(Collected data entries)

- Opening Delimiter -

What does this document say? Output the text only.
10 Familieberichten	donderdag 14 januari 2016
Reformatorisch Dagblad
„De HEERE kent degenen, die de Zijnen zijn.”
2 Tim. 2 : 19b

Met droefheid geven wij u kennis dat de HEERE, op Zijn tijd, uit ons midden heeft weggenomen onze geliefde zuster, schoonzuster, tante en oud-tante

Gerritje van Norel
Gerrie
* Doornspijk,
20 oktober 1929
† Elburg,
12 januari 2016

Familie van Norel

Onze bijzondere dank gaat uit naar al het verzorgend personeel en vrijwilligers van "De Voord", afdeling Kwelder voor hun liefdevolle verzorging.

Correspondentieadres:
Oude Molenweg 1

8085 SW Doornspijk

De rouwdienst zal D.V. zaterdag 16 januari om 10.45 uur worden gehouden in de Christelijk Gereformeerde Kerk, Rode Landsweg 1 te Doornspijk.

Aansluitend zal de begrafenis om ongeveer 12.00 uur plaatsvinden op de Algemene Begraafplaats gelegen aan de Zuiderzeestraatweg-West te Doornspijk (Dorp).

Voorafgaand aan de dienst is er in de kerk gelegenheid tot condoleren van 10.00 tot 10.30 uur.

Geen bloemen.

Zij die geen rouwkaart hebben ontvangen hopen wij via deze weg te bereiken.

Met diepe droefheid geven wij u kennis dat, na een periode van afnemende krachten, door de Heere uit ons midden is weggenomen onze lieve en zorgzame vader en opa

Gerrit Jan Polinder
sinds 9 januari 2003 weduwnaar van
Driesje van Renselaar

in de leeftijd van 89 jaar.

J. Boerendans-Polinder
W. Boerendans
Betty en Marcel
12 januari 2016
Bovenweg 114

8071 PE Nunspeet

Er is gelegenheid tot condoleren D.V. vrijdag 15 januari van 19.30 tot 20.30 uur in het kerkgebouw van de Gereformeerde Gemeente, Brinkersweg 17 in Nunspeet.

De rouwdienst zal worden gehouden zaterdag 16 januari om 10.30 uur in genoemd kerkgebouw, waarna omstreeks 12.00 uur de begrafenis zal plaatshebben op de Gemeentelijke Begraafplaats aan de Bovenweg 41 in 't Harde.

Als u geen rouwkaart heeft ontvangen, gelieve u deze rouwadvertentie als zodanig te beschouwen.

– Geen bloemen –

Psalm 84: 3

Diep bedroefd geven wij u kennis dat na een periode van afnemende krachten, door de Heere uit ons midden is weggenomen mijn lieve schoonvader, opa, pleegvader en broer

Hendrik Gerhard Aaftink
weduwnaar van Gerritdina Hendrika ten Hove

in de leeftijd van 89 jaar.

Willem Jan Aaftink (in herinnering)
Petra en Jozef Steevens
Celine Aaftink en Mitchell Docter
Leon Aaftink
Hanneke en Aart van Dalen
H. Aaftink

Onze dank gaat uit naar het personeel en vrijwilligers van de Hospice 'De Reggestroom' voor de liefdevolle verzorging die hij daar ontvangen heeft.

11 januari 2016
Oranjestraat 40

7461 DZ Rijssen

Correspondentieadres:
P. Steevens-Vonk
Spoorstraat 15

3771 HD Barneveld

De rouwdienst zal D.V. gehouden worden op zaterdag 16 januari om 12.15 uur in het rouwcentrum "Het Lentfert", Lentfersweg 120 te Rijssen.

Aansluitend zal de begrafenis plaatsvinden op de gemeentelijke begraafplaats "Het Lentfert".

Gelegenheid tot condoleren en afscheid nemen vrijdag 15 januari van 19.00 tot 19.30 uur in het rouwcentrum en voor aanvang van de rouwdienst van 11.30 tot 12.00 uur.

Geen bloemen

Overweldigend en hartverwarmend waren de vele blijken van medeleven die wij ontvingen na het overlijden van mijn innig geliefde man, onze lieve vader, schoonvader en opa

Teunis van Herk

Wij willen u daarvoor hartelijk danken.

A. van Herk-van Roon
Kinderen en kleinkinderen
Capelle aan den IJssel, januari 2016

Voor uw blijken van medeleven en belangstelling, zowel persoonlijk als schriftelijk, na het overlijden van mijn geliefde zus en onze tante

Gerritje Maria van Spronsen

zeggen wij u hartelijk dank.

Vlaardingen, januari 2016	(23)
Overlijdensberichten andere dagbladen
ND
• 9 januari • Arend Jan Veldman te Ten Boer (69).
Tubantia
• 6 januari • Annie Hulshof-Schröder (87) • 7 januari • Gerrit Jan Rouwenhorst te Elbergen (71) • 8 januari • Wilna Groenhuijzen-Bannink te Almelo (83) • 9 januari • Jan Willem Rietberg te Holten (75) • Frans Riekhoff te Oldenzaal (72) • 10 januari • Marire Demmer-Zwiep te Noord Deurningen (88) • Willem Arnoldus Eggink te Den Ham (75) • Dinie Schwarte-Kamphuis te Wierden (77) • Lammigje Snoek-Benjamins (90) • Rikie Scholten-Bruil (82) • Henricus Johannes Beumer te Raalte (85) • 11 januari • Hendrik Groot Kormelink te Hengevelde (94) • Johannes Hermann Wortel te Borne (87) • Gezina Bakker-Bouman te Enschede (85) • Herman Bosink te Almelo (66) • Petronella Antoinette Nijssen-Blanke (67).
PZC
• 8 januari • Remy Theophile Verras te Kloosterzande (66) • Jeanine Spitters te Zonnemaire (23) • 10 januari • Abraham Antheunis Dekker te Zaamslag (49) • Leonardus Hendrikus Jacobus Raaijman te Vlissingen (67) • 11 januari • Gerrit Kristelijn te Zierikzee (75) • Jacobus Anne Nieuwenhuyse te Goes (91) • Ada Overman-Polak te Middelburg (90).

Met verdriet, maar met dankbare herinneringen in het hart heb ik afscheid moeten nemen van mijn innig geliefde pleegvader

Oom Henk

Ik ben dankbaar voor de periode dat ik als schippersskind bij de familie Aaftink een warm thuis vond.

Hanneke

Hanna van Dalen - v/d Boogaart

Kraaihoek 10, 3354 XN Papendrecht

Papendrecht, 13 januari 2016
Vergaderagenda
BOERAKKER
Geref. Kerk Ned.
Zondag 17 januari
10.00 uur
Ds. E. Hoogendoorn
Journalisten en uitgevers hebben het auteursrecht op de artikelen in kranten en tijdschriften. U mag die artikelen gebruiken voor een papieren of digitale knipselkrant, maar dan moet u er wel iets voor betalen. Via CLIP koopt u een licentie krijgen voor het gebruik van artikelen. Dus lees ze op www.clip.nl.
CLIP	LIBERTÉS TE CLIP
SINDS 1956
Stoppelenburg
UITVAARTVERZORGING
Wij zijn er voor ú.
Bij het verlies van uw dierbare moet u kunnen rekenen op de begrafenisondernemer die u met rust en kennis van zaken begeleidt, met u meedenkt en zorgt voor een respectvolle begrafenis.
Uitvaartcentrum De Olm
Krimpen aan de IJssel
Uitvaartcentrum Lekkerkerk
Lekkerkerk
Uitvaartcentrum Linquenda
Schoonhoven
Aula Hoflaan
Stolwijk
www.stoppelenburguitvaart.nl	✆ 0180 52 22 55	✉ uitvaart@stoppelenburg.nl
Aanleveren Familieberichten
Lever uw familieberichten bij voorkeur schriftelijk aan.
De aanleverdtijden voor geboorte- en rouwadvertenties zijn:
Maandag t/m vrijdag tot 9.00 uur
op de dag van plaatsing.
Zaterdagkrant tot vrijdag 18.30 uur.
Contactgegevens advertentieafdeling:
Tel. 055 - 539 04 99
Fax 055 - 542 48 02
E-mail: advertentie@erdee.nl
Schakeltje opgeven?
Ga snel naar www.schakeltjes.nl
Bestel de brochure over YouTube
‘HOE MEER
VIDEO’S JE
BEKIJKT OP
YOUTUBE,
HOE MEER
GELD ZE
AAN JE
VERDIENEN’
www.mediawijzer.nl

- Closing Delimiter -

Your objective ::
The records above should be returned exactly.

The answer ::
What does this document say? Output the text only.
10 Familieberichten	donderdag 14 januari 2016
Reformatorisch Dagblad
„De HEERE kent degenen, die de Zijnen zijn.”
2 Tim. 2 : 19b

Met droefheid geven wij u kennis dat de HEERE, op Zijn tijd, uit ons midden heeft weggenomen onze geliefde zuster, schoonzuster, tante en oud-tante

Gerritje van Norel
Gerrie
* Doornspijk,
20 oktober 1929
† Elburg,
12 januari 2016

Familie van Norel

Onze bijzondere dank gaat uit naar al het verzorgend personeel en vrijwilligers van "De Voord", afdeling Kwelder voor hun liefdevolle verzorging.

Correspondentieadres:
Oude Molenweg 1

8085 SW Doornspijk

De rouwdienst zal D.V. zaterdag 16 januari om 10.45 uur worden gehouden in de Christelijk Gereformeerde Kerk, Rode Landsweg 1 te Doornspijk.

Aansluitend zal de begrafenis om ongeveer 12.00 uur plaatsvinden op de Algemene Begraafplaats gelegen aan de Zuiderzeestraatweg-West te Doornspijk (Dorp).

Voorafgaand aan de dienst is er in de kerk gelegenheid tot condoleren van 10.00 tot 10.30 uur.

Geen bloemen.

Zij die geen rouwkaart hebben ontvangen hopen wij via deze weg te bereiken.

Met diepe droefheid geven wij u kennis dat, na een periode van afnemende krachten, door de Heere uit ons midden is weggenomen onze lieve en zorgzame vader en opa

Gerrit Jan Polinder
sinds 9 januari 2003 weduwnaar van
Driesje van Renselaar

in de leeftijd van 89 jaar.

J. Boerendans-Polinder
W. Boerendans
Betty en Marcel
12 januari 2016
Bovenweg 114

8071 PE Nunspeet

Er is gelegenheid tot condoleren D.V. vrijdag 15 januari van 19.30 tot 20.30 uur in het kerkgebouw van de Gereformeerde Gemeente, Brinkersweg 17 in Nunspeet.

De rouwdienst zal worden gehouden zaterdag 16 januari om 10.30 uur in genoemd kerkgebouw, waarna omstreeks 12.00 uur de begrafenis zal plaatshebben op de Gemeentelijke Begraafplaats aan de Bovenweg 41 in 't Harde.

Als u geen rouwkaart heeft ontvangen, gelieve u deze rouwadvertentie als zodanig te beschouwen.

– Geen bloemen –

Psalm 84: 3

Diep bedroefd geven wij u kennis dat na een periode van afnemende krachten, door de Heere uit ons midden is weggenomen mijn lieve schoonvader, opa, pleegvader en broer

Hendrik Gerhard Aaftink
weduwnaar van Gerritdina Hendrika ten Hove

in de leeftijd van 89 jaar.

Willem Jan Aaftink (in herinnering)
Petra en Jozef Steevens
Celine Aaftink en Mitchell Docter
Leon Aaftink
Hanneke en Aart van Dalen
H. Aaftink

Onze dank gaat uit naar het personeel en vrijwilligers van de Hospice 'De Reggestroom' voor de liefdevolle verzorging die hij daar ontvangen heeft.

11 januari 2016
Oranjestraat 40

7461 DZ Rijssen

Correspondentieadres:
P. Steevens-Vonk
Spoorstraat 15

3771 HD Barneveld

De rouwdienst zal D.V. gehouden worden op zaterdag 16 januari om 12.15 uur in het rouwcentrum "Het Lentfert", Lentfersweg 120 te Rijssen.

Aansluitend zal de begrafenis plaatsvinden op de gemeentelijke begraafplaats "Het Lentfert".

Gelegenheid tot condoleren en afscheid nemen vrijdag 15 januari van 19.00 tot 19.30 uur in het rouwcentrum en voor aanvang van de rouwdienst van 11.30 tot 12.00 uur.

Geen bloemen

Overweldigend en hartverwarmend waren de vele blijken van medeleven die wij ontvingen na het overlijden van mijn innig geliefde man, onze lieve vader, schoonvader en opa

Teunis van Herk

Wij willen u daarvoor hartelijk danken.

A. van Herk-van Roon
Kinderen en kleinkinderen
Capelle aan den IJssel, januari 2016

Voor uw blijken van medeleven en belangstelling, zowel persoonlijk als schriftelijk, na het overlijden van mijn geliefde zus en onze tante

Gerritje Maria van Spronsen

zeggen wij u hartelijk dank.

Vlaardingen, januari 2016	(23)
Overlijdensberichten andere dagbladen
ND
• 9 januari • Arend Jan Veldman te Ten Boer (69).
Tubantia
• 6 januari • Annie Hulshof-Schröder (87) • 7 januari • Gerrit Jan Rouwenhorst te Elbergen (71) • 8 januari • Wilna Groenhuijzen-Bannink te Almelo (83) • 9 januari • Jan Willem Rietberg te Holten (75) • Frans Riekhoff te Oldenzaal (72) • 10 januari • Marire Demmer-Zwiep te Noord Deurningen (88) • Willem Arnoldus Eggink te Den Ham (75) • Dinie Schwarte-Kamphuis te Wierden (77) • Lammigje Snoek-Benjamins (90) • Rikie Scholten-Bruil (82) • Henricus Johannes Beumer te Raalte (85) • 11 januari • Hendrik Groot Kormelink te Hengevelde (94) • Johannes Hermann Wortel te Borne (87) • Gezina Bakker-Bouman te Enschede (85) • Herman Bosink te Almelo (66) • Petronella Antoinette Nijssen-Blanke (67).
PZC
• 8 januari • Remy Theophile Verras te Kloosterzande (66) • Jeanine Spitters te Zonnemaire (23) • 10 januari • Abraham Antheunis Dekker te Zaamslag (49) • Leonardus Hendrikus Jacobus Raaijman te Vlissingen (67) • 11 januari • Gerrit Kristelijn te Zierikzee (75) • Jacobus Anne Nieuwenhuyse te Goes (91) • Ada Overman-Polak te Middelburg (90).

Met verdriet, maar met dankbare herinneringen in het hart heb ik afscheid moeten nemen van mijn innig geliefde pleegvader

Oom Henk

Ik ben dankbaar voor de periode dat ik als schippersskind bij de familie Aaftink een warm thuis vond.

Hanneke

Hanna van Dalen - v/d Boogaart

Kraaihoek 10, 3354 XN Papendrecht

Papendrecht, 13 januari 2016
Vergaderagenda
BOERAKKER
Geref. Kerk Ned.
Zondag 17 januari
10.00 uur
Ds. E. Hoogendoorn
Journalisten en uitgevers hebben het auteursrecht op de artikelen in kranten en tijdschriften. U mag die artikelen gebruiken voor een papieren of digitale knipselkrant, maar dan moet u er wel iets voor betalen. Via CLIP koopt u een licentie krijgen voor het gebruik van artikelen. Dus lees ze op www.clip.nl.
CLIP	LIBERTÉS TE CLIP
SINDS 1956
Stoppelenburg
UITVAARTVERZORGING
Wij zijn er voor ú.
Bij het verlies van uw dierbare moet u kunnen rekenen op de begrafenisondernemer die u met rust en kennis van zaken begeleidt, met u meedenkt en zorgt voor een respectvolle begrafenis.
Uitvaartcentrum De Olm
Krimpen aan de IJssel
Uitvaartcentrum Lekkerkerk
Lekkerkerk
Uitvaartcentrum Linquenda
Schoonhoven
Aula Hoflaan
Stolwijk
www.stoppelenburguitvaart.nl	✆ 0180 52 22 55	✉ uitvaart@stoppelenburg.nl
Aanleveren Familieberichten
Lever uw familieberichten bij voorkeur schriftelijk aan.
De aanleverdtijden voor geboorte- en rouwadvertenties zijn:
Maandag t/m vrijdag tot 9.00 uur
op de dag van plaatsing.
Zaterdagkrant tot vrijdag 18.30 uur.
Contactgegevens advertentieafdeling:
Tel. 055 - 539 04 99
Fax 055 - 542 48 02
E-mail: advertentie@erdee.nl
Schakeltje opgeven?
Ga snel naar www.schakeltjes.nl
Bestel de brochure over YouTube
‘HOE MEER
VIDEO’S JE
BEKIJKT OP
YOUTUBE,
HOE MEER
GELD ZE
AAN JE
VERDIENEN’
www.mediawijzer.nl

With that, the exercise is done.